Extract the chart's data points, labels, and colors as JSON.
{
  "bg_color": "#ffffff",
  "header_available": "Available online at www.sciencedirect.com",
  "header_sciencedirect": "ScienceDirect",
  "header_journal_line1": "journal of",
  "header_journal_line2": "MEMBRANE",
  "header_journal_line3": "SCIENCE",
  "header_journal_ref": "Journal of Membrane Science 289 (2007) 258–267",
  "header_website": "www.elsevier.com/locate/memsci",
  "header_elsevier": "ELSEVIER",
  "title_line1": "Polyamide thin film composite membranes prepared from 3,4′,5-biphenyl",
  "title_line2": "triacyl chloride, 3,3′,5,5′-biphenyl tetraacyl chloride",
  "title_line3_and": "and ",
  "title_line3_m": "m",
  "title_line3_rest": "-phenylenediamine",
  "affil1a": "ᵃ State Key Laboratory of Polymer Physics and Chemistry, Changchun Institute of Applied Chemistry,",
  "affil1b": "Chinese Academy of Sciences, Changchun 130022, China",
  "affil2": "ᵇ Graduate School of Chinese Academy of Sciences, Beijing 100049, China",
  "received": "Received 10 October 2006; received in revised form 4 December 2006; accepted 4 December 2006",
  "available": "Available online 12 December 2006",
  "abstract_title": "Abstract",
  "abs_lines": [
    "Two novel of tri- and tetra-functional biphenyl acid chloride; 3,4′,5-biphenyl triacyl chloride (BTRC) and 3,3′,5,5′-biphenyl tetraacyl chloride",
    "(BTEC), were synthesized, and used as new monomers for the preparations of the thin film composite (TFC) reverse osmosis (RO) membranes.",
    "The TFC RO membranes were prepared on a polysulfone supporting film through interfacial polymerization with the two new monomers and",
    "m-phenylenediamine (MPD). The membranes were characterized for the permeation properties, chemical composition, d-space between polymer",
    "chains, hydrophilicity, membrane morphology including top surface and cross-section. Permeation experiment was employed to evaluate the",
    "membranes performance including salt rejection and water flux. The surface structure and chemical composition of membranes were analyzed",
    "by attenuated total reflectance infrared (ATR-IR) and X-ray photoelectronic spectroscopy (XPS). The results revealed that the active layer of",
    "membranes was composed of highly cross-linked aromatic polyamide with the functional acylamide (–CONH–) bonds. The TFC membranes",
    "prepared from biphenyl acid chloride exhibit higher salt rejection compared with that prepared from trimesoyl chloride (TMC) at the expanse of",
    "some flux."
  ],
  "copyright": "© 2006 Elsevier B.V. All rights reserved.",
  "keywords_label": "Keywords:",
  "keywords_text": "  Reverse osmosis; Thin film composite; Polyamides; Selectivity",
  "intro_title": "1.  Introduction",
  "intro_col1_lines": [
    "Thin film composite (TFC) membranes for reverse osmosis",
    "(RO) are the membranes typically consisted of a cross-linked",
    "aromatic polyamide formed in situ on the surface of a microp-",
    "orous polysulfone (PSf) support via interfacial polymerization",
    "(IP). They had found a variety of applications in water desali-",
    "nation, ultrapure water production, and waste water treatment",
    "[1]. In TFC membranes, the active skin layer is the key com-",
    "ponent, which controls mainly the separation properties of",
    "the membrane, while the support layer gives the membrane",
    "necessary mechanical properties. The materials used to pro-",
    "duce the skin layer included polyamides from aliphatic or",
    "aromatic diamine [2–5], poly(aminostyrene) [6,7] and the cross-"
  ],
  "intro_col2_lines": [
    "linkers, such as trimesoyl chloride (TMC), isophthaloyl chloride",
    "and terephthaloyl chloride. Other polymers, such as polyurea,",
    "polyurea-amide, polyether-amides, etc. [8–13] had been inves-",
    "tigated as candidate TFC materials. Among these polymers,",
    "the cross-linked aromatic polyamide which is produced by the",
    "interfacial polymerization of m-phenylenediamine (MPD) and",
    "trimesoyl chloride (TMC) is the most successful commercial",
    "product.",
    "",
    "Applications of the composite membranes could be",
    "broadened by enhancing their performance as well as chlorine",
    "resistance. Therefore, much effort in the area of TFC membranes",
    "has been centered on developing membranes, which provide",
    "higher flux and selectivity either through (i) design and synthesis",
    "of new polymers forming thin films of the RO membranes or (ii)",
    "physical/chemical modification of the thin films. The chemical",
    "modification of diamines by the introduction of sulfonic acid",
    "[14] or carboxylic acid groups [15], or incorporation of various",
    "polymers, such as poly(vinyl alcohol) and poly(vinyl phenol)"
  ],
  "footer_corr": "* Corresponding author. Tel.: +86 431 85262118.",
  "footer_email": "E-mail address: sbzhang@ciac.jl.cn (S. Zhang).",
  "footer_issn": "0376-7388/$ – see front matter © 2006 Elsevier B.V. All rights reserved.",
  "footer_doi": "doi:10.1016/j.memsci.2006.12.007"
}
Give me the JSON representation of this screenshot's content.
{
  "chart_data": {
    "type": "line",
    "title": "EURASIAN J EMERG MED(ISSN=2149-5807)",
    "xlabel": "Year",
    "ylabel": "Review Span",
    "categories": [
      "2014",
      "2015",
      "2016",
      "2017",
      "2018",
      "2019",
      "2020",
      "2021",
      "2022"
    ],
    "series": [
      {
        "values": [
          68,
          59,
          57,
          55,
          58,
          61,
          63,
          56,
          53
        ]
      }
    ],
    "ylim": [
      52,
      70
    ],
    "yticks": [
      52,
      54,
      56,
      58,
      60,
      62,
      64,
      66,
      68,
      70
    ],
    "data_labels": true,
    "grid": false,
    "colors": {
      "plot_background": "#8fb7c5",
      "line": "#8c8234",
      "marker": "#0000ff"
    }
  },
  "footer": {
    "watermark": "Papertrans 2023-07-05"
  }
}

*GIVEN INSTRUCTION:* Give the listing again, word for word.

*EXERCISE RESULT:*
Extract the chart's data points, labels, and colors as JSON.
{
  "bg_color": "#ffffff",
  "header_available": "Available online at www.sciencedirect.com",
  "header_sciencedirect": "ScienceDirect",
  "header_journal_line1": "journal of",
  "header_journal_line2": "MEMBRANE",
  "header_journal_line3": "SCIENCE",
  "header_journal_ref": "Journal of Membrane Science 289 (2007) 258–267",
  "header_website": "www.elsevier.com/locate/memsci",
  "header_elsevier": "ELSEVIER",
  "title_line1": "Polyamide thin film composite membranes prepared from 3,4′,5-biphenyl",
  "title_line2": "triacyl chloride, 3,3′,5,5′-biphenyl tetraacyl chloride",
  "title_line3_and": "and ",
  "title_line3_m": "m",
  "title_line3_rest": "-phenylenediamine",
  "affil1a": "ᵃ State Key Laboratory of Polymer Physics and Chemistry, Changchun Institute of Applied Chemistry,",
  "affil1b": "Chinese Academy of Sciences, Changchun 130022, China",
  "affil2": "ᵇ Graduate School of Chinese Academy of Sciences, Beijing 100049, China",
  "received": "Received 10 October 2006; received in revised form 4 December 2006; accepted 4 December 2006",
  "available": "Available online 12 December 2006",
  "abstract_title": "Abstract",
  "abs_lines": [
    "Two novel of tri- and tetra-functional biphenyl acid chloride; 3,4′,5-biphenyl triacyl chloride (BTRC) and 3,3′,5,5′-biphenyl tetraacyl chloride",
    "(BTEC), were synthesized, and used as new monomers for the preparations of the thin film composite (TFC) reverse osmosis (RO) membranes.",
    "The TFC RO membranes were prepared on a polysulfone supporting film through interfacial polymerization with the two new monomers and",
    "m-phenylenediamine (MPD). The membranes were characterized for the permeation properties, chemical composition, d-space between polymer",
    "chains, hydrophilicity, membrane morphology including top surface and cross-section. Permeation experiment was employed to evaluate the",
    "membranes performance including salt rejection and water flux. The surface structure and chemical composition of membranes were analyzed",
    "by attenuated total reflectance infrared (ATR-IR) and X-ray photoelectronic spectroscopy (XPS). The results revealed that the active layer of",
    "membranes was composed of highly cross-linked aromatic polyamide with the functional acylamide (–CONH–) bonds. The TFC membranes",
    "prepared from biphenyl acid chloride exhibit higher salt rejection compared with that prepared from trimesoyl chloride (TMC) at the expanse of",
    "some flux."
  ],
  "copyright": "© 2006 Elsevier B.V. All rights reserved.",
  "keywords_label": "Keywords:",
  "keywords_text": "  Reverse osmosis; Thin film composite; Polyamides; Selectivity",
  "intro_title": "1.  Introduction",
  "intro_col1_lines": [
    "Thin film composite (TFC) membranes for reverse osmosis",
    "(RO) are the membranes typically consisted of a cross-linked",
    "aromatic polyamide formed in situ on the surface of a microp-",
    "orous polysulfone (PSf) support via interfacial polymerization",
    "(IP). They had found a variety of applications in water desali-",
    "nation, ultrapure water production, and waste water treatment",
    "[1]. In TFC membranes, the active skin layer is the key com-",
    "ponent, which controls mainly the separation properties of",
    "the membrane, while the support layer gives the membrane",
    "necessary mechanical properties. The materials used to pro-",
    "duce the skin layer included polyamides from aliphatic or",
    "aromatic diamine [2–5], poly(aminostyrene) [6,7] and the cross-"
  ],
  "intro_col2_lines": [
    "linkers, such as trimesoyl chloride (TMC), isophthaloyl chloride",
    "and terephthaloyl chloride. Other polymers, such as polyurea,",
    "polyurea-amide, polyether-amides, etc. [8–13] had been inves-",
    "tigated as candidate TFC materials. Among these polymers,",
    "the cross-linked aromatic polyamide which is produced by the",
    "interfacial polymerization of m-phenylenediamine (MPD) and",
    "trimesoyl chloride (TMC) is the most successful commercial",
    "product.",
    "",
    "Applications of the composite membranes could be",
    "broadened by enhancing their performance as well as chlorine",
    "resistance. Therefore, much effort in the area of TFC membranes",
    "has been centered on developing membranes, which provide",
    "higher flux and selectivity either through (i) design and synthesis",
    "of new polymers forming thin films of the RO membranes or (ii)",
    "physical/chemical modification of the thin films. The chemical",
    "modification of diamines by the introduction of sulfonic acid",
    "[14] or carboxylic acid groups [15], or incorporation of various",
    "polymers, such as poly(vinyl alcohol) and poly(vinyl phenol)"
  ],
  "footer_corr": "* Corresponding author. Tel.: +86 431 85262118.",
  "footer_email": "E-mail address: sbzhang@ciac.jl.cn (S. Zhang).",
  "footer_issn": "0376-7388/$ – see front matter © 2006 Elsevier B.V. All rights reserved.",
  "footer_doi": "doi:10.1016/j.memsci.2006.12.007"
}
Give me the JSON representation of this screenshot's content.
{
  "chart_data": {
    "type": "line",
    "title": "EURASIAN J EMERG MED(ISSN=2149-5807)",
    "xlabel": "Year",
    "ylabel": "Review Span",
    "categories": [
      "2014",
      "2015",
      "2016",
      "2017",
      "2018",
      "2019",
      "2020",
      "2021",
      "2022"
    ],
    "series": [
      {
        "values": [
          68,
          59,
          57,
          55,
          58,
          61,
          63,
          56,
          53
        ]
      }
    ],
    "ylim": [
      52,
      70
    ],
    "yticks": [
      52,
      54,
      56,
      58,
      60,
      62,
      64,
      66,
      68,
      70
    ],
    "data_labels": true,
    "grid": false,
    "colors": {
      "plot_background": "#8fb7c5",
      "line": "#8c8234",
      "marker": "#0000ff"
    }
  },
  "footer": {
    "watermark": "Papertrans 2023-07-05"
  }
}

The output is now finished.